Stored data
========================

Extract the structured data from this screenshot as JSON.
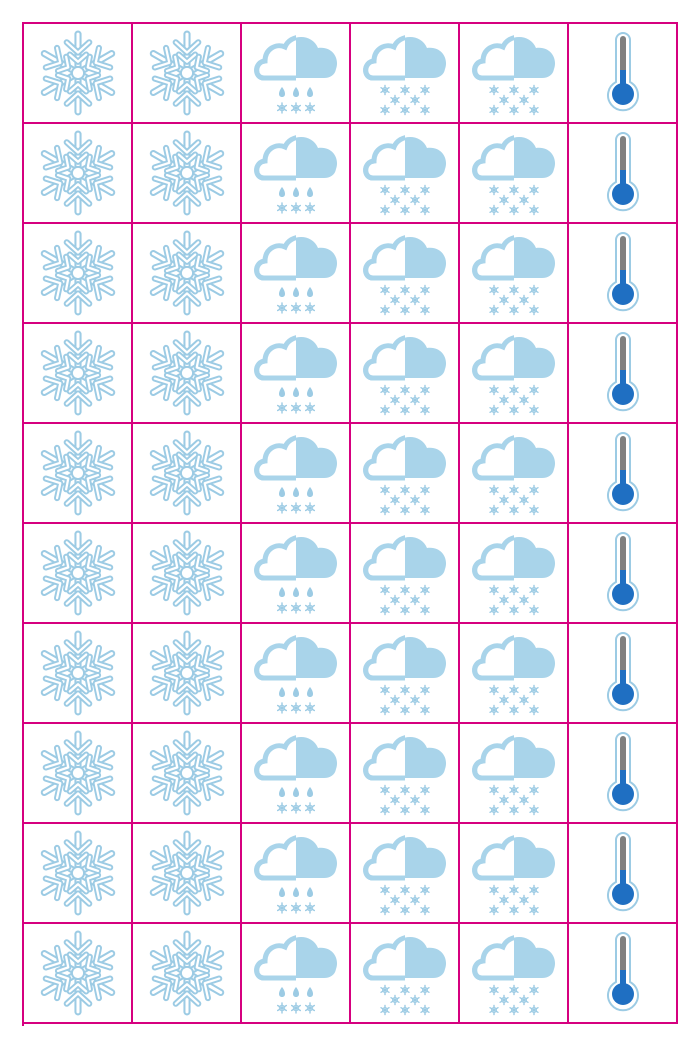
{
  "sheet": {
    "rows": 10,
    "columns": [
      {
        "icon": "snowflake-icon"
      },
      {
        "icon": "snowflake-icon"
      },
      {
        "icon": "cloud-rain-snow-icon"
      },
      {
        "icon": "cloud-heavy-snow-icon"
      },
      {
        "icon": "cloud-heavy-snow-icon"
      },
      {
        "icon": "thermometer-cold-icon"
      }
    ]
  },
  "colors": {
    "grid_line": "#d6007f",
    "icon_light_blue": "#a9d4ea",
    "icon_outline_blue": "#9ccbe4",
    "thermometer_blue": "#1f6fc2",
    "thermometer_tube_gray": "#808080",
    "background": "#ffffff"
  }
}
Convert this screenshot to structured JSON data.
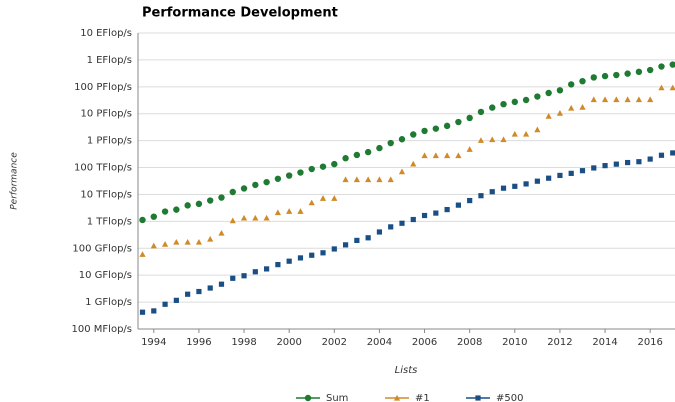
{
  "chart_data": {
    "type": "scatter",
    "title": "Performance Development",
    "y_label": "Performance",
    "x_label": "Lists",
    "log_y": true,
    "grid": true,
    "legend": "bottom",
    "xlim": [
      1993.3,
      2017.1
    ],
    "xticks": [
      1994,
      1996,
      1998,
      2000,
      2002,
      2004,
      2006,
      2008,
      2010,
      2012,
      2014,
      2016
    ],
    "ylim": [
      0.1,
      10000000000
    ],
    "yticks": [
      {
        "value": 0.1,
        "label": "100 MFlop/s"
      },
      {
        "value": 1,
        "label": "1 GFlop/s"
      },
      {
        "value": 10,
        "label": "10 GFlop/s"
      },
      {
        "value": 100,
        "label": "100 GFlop/s"
      },
      {
        "value": 1000,
        "label": "1 TFlop/s"
      },
      {
        "value": 10000,
        "label": "10 TFlop/s"
      },
      {
        "value": 100000,
        "label": "100 TFlop/s"
      },
      {
        "value": 1000000,
        "label": "1 PFlop/s"
      },
      {
        "value": 10000000,
        "label": "10 PFlop/s"
      },
      {
        "value": 100000000,
        "label": "100 PFlop/s"
      },
      {
        "value": 1000000000,
        "label": "1 EFlop/s"
      },
      {
        "value": 10000000000,
        "label": "10 EFlop/s"
      }
    ],
    "x": [
      1993.5,
      1994,
      1994.5,
      1995,
      1995.5,
      1996,
      1996.5,
      1997,
      1997.5,
      1998,
      1998.5,
      1999,
      1999.5,
      2000,
      2000.5,
      2001,
      2001.5,
      2002,
      2002.5,
      2003,
      2003.5,
      2004,
      2004.5,
      2005,
      2005.5,
      2006,
      2006.5,
      2007,
      2007.5,
      2008,
      2008.5,
      2009,
      2009.5,
      2010,
      2010.5,
      2011,
      2011.5,
      2012,
      2012.5,
      2013,
      2013.5,
      2014,
      2014.5,
      2015,
      2015.5,
      2016,
      2016.5,
      2017
    ],
    "series": [
      {
        "name": "Sum",
        "color": "#1f7a32",
        "marker": "circle",
        "values": [
          1128,
          1493,
          2317,
          2732,
          3931,
          4470,
          5949,
          7665,
          12330,
          16700,
          22640,
          28600,
          38200,
          50400,
          65300,
          88100,
          108000,
          134000,
          222000,
          293000,
          375000,
          528000,
          813000,
          1127000,
          1690000,
          2300000,
          2790000,
          3540000,
          4920000,
          6970000,
          11700000,
          16900000,
          22600000,
          27600000,
          32400000,
          43600000,
          58900000,
          74200000,
          123000000,
          162000000,
          223000000,
          250000000,
          274000000,
          309000000,
          361000000,
          420000000,
          567000000,
          672000000
        ]
      },
      {
        "name": "#1",
        "color": "#d08a28",
        "marker": "triangle",
        "values": [
          59.7,
          124,
          143,
          170,
          170,
          170,
          220,
          368,
          1068,
          1338,
          1338,
          1338,
          2121,
          2379,
          2379,
          4938,
          7226,
          7226,
          35860,
          35860,
          35860,
          35860,
          35860,
          70720,
          136800,
          280600,
          280600,
          280600,
          280600,
          478200,
          1026000,
          1105000,
          1105000,
          1759000,
          1759000,
          2566000,
          8162000,
          10510000,
          16320000,
          17590000,
          33860000,
          33860000,
          33860000,
          33860000,
          33860000,
          33860000,
          93010000,
          93010000
        ]
      },
      {
        "name": "#500",
        "color": "#1a4f85",
        "marker": "square",
        "values": [
          0.42,
          0.47,
          0.83,
          1.16,
          1.96,
          2.47,
          3.33,
          4.62,
          7.67,
          9.51,
          13.4,
          17.1,
          24.7,
          33.1,
          43.8,
          55.1,
          67.8,
          94.3,
          134,
          196,
          245,
          403,
          624,
          851,
          1170,
          1650,
          2030,
          2740,
          4010,
          5930,
          9000,
          12640,
          17100,
          20050,
          24670,
          31120,
          40190,
          50940,
          60820,
          76500,
          96620,
          117800,
          133700,
          153400,
          164900,
          206300,
          286100,
          349300
        ]
      }
    ]
  }
}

========================

Without including any picture, repeat the data exactly.

Extract the structured data from this screenshot as JSON.
{
  "sheet": {
    "rows": 10,
    "columns": [
      {
        "icon": "snowflake-icon"
      },
      {
        "icon": "snowflake-icon"
      },
      {
        "icon": "cloud-rain-snow-icon"
      },
      {
        "icon": "cloud-heavy-snow-icon"
      },
      {
        "icon": "cloud-heavy-snow-icon"
      },
      {
        "icon": "thermometer-cold-icon"
      }
    ]
  },
  "colors": {
    "grid_line": "#d6007f",
    "icon_light_blue": "#a9d4ea",
    "icon_outline_blue": "#9ccbe4",
    "thermometer_blue": "#1f6fc2",
    "thermometer_tube_gray": "#808080",
    "background": "#ffffff"
  }
}
Convert this screenshot to structured JSON data.
{
  "chart_data": {
    "type": "scatter",
    "title": "Performance Development",
    "y_label": "Performance",
    "x_label": "Lists",
    "log_y": true,
    "grid": true,
    "legend": "bottom",
    "xlim": [
      1993.3,
      2017.1
    ],
    "xticks": [
      1994,
      1996,
      1998,
      2000,
      2002,
      2004,
      2006,
      2008,
      2010,
      2012,
      2014,
      2016
    ],
    "ylim": [
      0.1,
      10000000000
    ],
    "yticks": [
      {
        "value": 0.1,
        "label": "100 MFlop/s"
      },
      {
        "value": 1,
        "label": "1 GFlop/s"
      },
      {
        "value": 10,
        "label": "10 GFlop/s"
      },
      {
        "value": 100,
        "label": "100 GFlop/s"
      },
      {
        "value": 1000,
        "label": "1 TFlop/s"
      },
      {
        "value": 10000,
        "label": "10 TFlop/s"
      },
      {
        "value": 100000,
        "label": "100 TFlop/s"
      },
      {
        "value": 1000000,
        "label": "1 PFlop/s"
      },
      {
        "value": 10000000,
        "label": "10 PFlop/s"
      },
      {
        "value": 100000000,
        "label": "100 PFlop/s"
      },
      {
        "value": 1000000000,
        "label": "1 EFlop/s"
      },
      {
        "value": 10000000000,
        "label": "10 EFlop/s"
      }
    ],
    "x": [
      1993.5,
      1994,
      1994.5,
      1995,
      1995.5,
      1996,
      1996.5,
      1997,
      1997.5,
      1998,
      1998.5,
      1999,
      1999.5,
      2000,
      2000.5,
      2001,
      2001.5,
      2002,
      2002.5,
      2003,
      2003.5,
      2004,
      2004.5,
      2005,
      2005.5,
      2006,
      2006.5,
      2007,
      2007.5,
      2008,
      2008.5,
      2009,
      2009.5,
      2010,
      2010.5,
      2011,
      2011.5,
      2012,
      2012.5,
      2013,
      2013.5,
      2014,
      2014.5,
      2015,
      2015.5,
      2016,
      2016.5,
      2017
    ],
    "series": [
      {
        "name": "Sum",
        "color": "#1f7a32",
        "marker": "circle",
        "values": [
          1128,
          1493,
          2317,
          2732,
          3931,
          4470,
          5949,
          7665,
          12330,
          16700,
          22640,
          28600,
          38200,
          50400,
          65300,
          88100,
          108000,
          134000,
          222000,
          293000,
          375000,
          528000,
          813000,
          1127000,
          1690000,
          2300000,
          2790000,
          3540000,
          4920000,
          6970000,
          11700000,
          16900000,
          22600000,
          27600000,
          32400000,
          43600000,
          58900000,
          74200000,
          123000000,
          162000000,
          223000000,
          250000000,
          274000000,
          309000000,
          361000000,
          420000000,
          567000000,
          672000000
        ]
      },
      {
        "name": "#1",
        "color": "#d08a28",
        "marker": "triangle",
        "values": [
          59.7,
          124,
          143,
          170,
          170,
          170,
          220,
          368,
          1068,
          1338,
          1338,
          1338,
          2121,
          2379,
          2379,
          4938,
          7226,
          7226,
          35860,
          35860,
          35860,
          35860,
          35860,
          70720,
          136800,
          280600,
          280600,
          280600,
          280600,
          478200,
          1026000,
          1105000,
          1105000,
          1759000,
          1759000,
          2566000,
          8162000,
          10510000,
          16320000,
          17590000,
          33860000,
          33860000,
          33860000,
          33860000,
          33860000,
          33860000,
          93010000,
          93010000
        ]
      },
      {
        "name": "#500",
        "color": "#1a4f85",
        "marker": "square",
        "values": [
          0.42,
          0.47,
          0.83,
          1.16,
          1.96,
          2.47,
          3.33,
          4.62,
          7.67,
          9.51,
          13.4,
          17.1,
          24.7,
          33.1,
          43.8,
          55.1,
          67.8,
          94.3,
          134,
          196,
          245,
          403,
          624,
          851,
          1170,
          1650,
          2030,
          2740,
          4010,
          5930,
          9000,
          12640,
          17100,
          20050,
          24670,
          31120,
          40190,
          50940,
          60820,
          76500,
          96620,
          117800,
          133700,
          153400,
          164900,
          206300,
          286100,
          349300
        ]
      }
    ]
  }
}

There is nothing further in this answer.